* WHAT IS ASKED
Below are some entries. Copy each line that holds the string "content".

* Entries from a visual dataset

****************************************

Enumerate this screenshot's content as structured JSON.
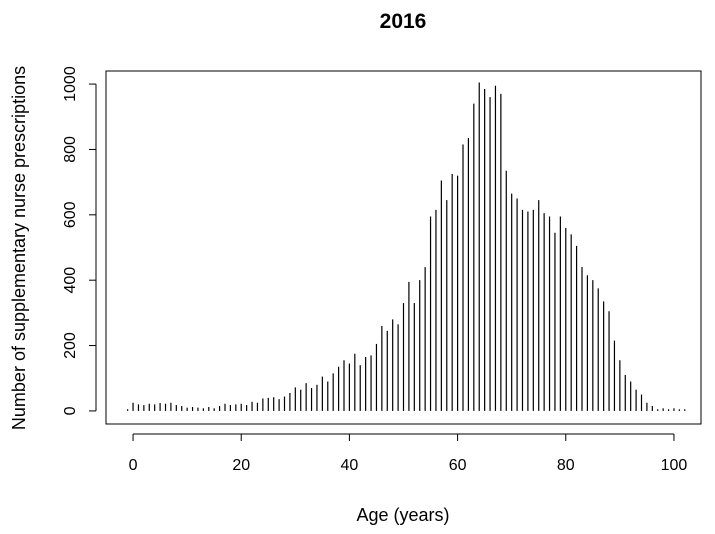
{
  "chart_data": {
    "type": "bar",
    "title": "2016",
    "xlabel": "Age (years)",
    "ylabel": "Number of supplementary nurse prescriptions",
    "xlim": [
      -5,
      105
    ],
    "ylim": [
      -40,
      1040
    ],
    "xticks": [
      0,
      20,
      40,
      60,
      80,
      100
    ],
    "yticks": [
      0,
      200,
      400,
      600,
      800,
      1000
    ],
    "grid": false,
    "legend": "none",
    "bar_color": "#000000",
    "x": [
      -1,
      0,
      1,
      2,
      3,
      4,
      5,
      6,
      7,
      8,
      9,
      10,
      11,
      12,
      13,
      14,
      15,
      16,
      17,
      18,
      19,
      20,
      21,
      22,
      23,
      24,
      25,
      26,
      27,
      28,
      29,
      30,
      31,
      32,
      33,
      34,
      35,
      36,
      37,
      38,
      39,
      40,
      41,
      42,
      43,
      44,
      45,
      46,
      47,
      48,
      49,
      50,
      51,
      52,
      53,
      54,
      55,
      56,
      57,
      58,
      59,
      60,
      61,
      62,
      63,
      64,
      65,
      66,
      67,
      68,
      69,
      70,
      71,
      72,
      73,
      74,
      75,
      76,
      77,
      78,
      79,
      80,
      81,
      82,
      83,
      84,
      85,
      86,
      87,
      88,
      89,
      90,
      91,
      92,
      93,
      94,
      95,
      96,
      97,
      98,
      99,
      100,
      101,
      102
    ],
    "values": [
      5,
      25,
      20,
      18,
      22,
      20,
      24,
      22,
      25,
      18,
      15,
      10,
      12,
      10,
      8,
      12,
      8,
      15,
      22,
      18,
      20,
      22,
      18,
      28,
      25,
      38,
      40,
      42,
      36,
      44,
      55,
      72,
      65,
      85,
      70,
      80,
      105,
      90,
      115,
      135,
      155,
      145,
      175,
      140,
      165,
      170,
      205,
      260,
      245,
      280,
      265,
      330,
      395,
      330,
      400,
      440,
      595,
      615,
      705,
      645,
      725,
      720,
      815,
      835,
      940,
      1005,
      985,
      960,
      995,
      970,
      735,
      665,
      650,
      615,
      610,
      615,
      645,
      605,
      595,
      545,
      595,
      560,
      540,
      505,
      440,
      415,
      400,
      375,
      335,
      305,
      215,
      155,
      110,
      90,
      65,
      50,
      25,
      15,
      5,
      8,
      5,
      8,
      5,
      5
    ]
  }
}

****************************************

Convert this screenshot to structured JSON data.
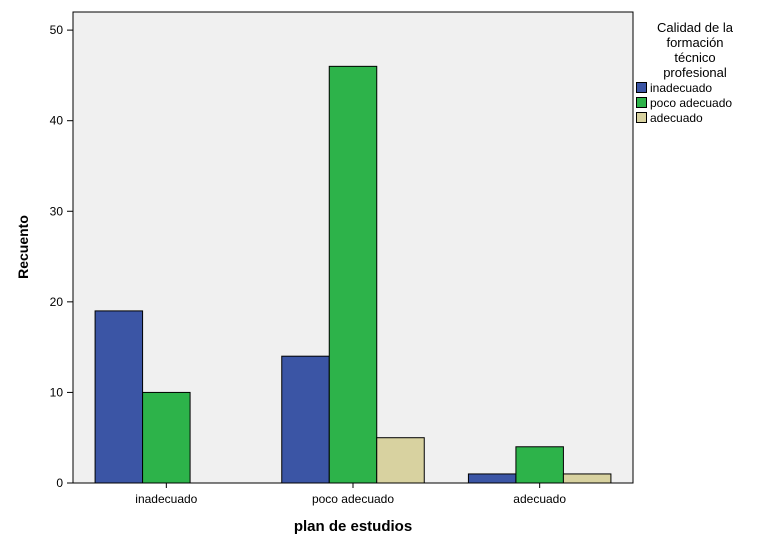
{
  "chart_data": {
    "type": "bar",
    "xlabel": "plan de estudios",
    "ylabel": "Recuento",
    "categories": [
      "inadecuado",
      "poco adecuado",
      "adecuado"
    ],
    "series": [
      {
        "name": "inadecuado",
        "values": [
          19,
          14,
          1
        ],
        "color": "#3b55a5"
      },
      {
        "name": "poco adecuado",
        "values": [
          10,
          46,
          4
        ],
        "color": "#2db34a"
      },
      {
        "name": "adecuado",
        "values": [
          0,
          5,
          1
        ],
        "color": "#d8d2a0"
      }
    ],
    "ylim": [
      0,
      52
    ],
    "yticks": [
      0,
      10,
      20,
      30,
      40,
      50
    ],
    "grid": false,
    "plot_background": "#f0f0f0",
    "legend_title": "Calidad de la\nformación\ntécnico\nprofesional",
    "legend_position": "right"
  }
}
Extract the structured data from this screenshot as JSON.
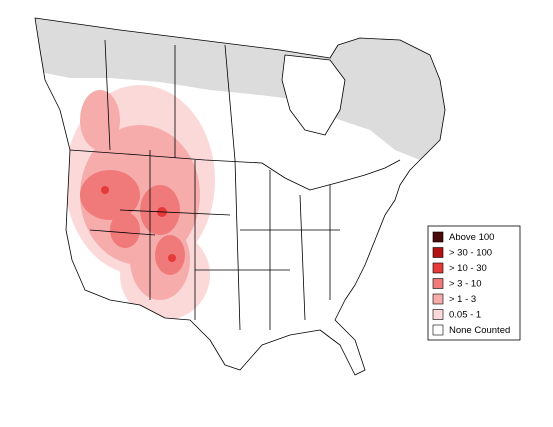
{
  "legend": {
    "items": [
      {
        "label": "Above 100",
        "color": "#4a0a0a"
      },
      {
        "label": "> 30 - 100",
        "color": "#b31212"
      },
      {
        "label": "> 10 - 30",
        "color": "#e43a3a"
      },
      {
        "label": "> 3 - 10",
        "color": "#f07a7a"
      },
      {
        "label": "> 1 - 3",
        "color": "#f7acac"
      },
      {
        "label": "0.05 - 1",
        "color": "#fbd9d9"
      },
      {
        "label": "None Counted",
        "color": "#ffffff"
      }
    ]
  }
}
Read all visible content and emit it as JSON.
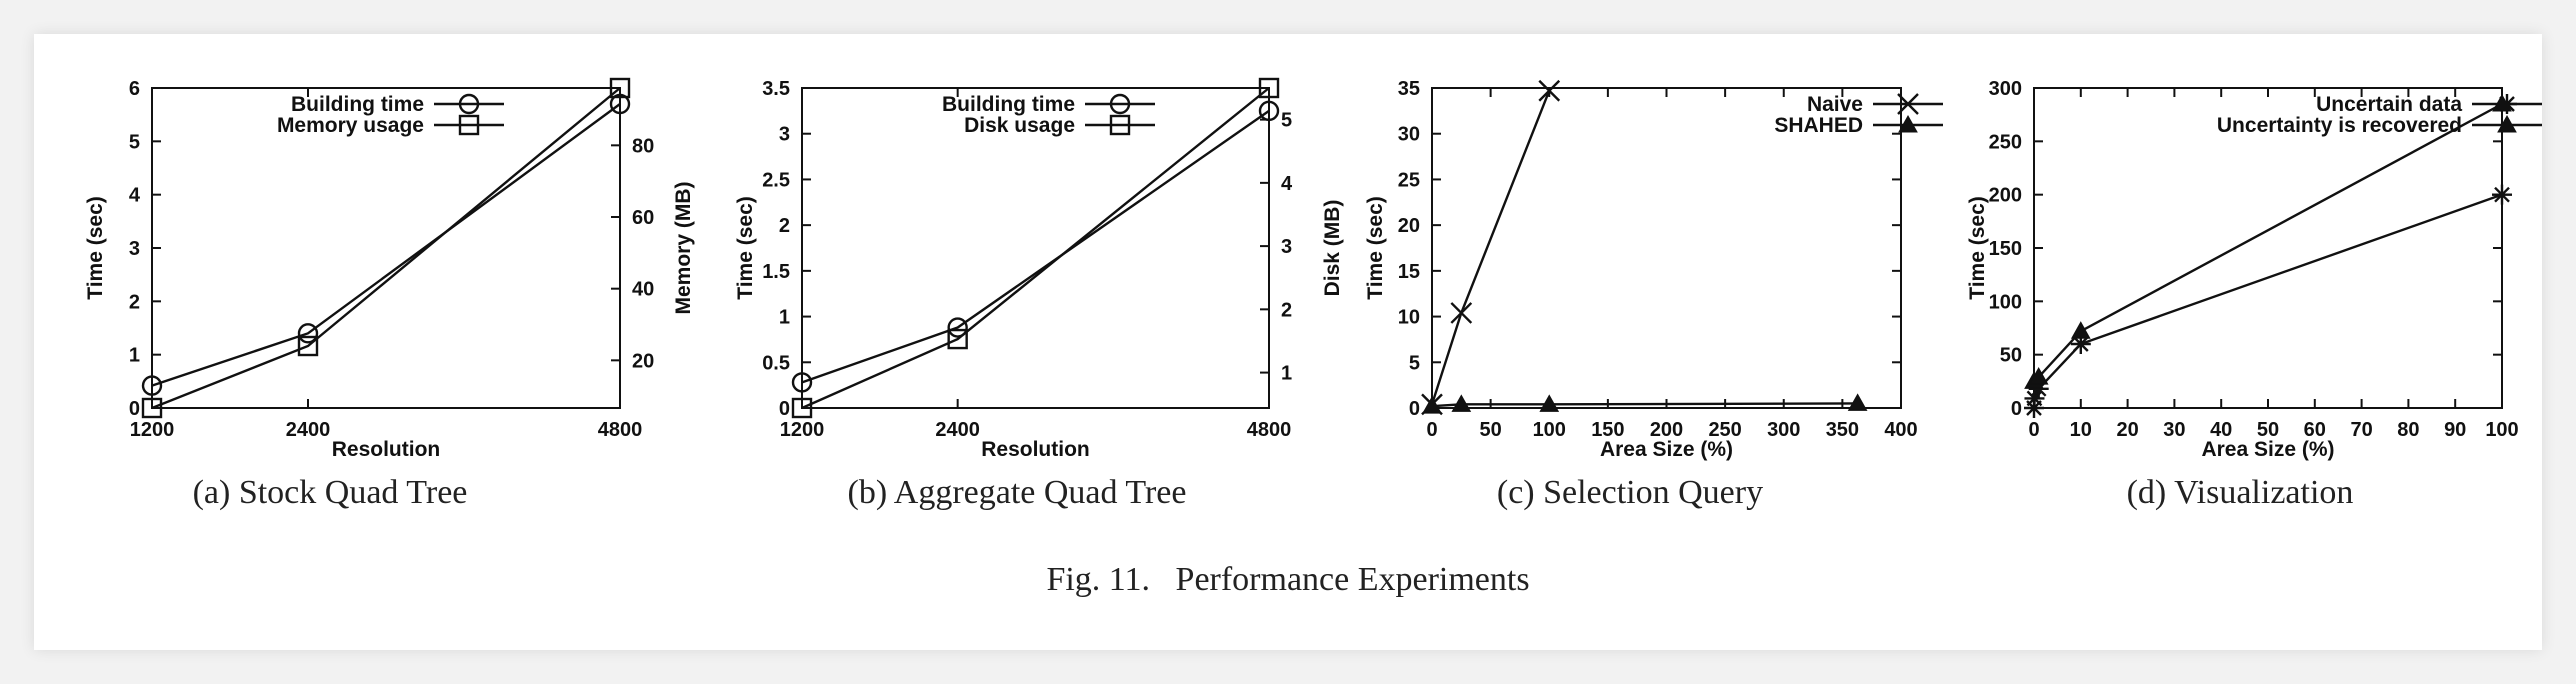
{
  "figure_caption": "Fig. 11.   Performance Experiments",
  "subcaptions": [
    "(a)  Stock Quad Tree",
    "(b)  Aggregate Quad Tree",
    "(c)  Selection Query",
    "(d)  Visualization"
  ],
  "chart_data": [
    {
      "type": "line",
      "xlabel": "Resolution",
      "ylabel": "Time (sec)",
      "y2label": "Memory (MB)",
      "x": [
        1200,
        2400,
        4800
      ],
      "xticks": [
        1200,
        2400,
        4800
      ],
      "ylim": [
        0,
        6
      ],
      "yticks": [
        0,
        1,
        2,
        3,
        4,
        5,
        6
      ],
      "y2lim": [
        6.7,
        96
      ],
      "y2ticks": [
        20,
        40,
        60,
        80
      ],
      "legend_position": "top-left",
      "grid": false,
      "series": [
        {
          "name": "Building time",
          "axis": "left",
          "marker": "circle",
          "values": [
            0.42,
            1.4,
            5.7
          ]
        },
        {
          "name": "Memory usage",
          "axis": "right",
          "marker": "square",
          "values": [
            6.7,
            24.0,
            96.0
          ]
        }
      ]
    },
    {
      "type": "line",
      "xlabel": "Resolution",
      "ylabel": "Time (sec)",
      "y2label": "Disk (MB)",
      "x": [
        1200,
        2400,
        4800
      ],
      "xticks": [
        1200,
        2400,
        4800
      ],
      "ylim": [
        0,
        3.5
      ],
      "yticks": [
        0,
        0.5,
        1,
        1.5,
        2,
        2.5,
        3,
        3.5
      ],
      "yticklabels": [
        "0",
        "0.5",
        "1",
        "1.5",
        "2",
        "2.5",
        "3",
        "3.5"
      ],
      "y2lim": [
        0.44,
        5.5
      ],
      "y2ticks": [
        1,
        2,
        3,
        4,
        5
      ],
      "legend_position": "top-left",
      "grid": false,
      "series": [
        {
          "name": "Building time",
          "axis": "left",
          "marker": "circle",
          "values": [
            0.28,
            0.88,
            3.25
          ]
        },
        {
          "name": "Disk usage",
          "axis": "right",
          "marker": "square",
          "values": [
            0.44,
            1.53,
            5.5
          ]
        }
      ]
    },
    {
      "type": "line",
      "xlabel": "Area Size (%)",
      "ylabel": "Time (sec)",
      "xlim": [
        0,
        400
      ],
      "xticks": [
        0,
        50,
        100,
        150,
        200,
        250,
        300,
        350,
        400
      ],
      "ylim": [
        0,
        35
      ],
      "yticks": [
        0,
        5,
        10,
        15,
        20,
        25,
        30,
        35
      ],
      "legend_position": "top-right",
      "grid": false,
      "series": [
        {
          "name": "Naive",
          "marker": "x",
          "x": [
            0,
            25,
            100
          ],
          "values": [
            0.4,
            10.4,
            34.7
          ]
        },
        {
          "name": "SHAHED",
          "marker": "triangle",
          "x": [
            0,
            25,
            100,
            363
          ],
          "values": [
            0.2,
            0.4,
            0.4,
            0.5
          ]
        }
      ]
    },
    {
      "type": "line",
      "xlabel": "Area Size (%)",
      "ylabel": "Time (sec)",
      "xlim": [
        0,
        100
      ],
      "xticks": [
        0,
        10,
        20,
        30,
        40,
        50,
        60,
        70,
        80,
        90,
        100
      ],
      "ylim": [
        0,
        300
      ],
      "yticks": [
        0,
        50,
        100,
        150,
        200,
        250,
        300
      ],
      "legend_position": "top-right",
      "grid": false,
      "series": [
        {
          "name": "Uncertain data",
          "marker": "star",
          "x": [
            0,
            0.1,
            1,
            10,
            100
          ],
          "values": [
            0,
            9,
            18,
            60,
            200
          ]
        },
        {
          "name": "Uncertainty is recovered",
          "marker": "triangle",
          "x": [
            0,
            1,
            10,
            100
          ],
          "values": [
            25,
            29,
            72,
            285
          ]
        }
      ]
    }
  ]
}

****************************************

* FULL SOLUTION
Enumerate this screenshot's content as structured JSON.
Read all visible content and emit it as JSON.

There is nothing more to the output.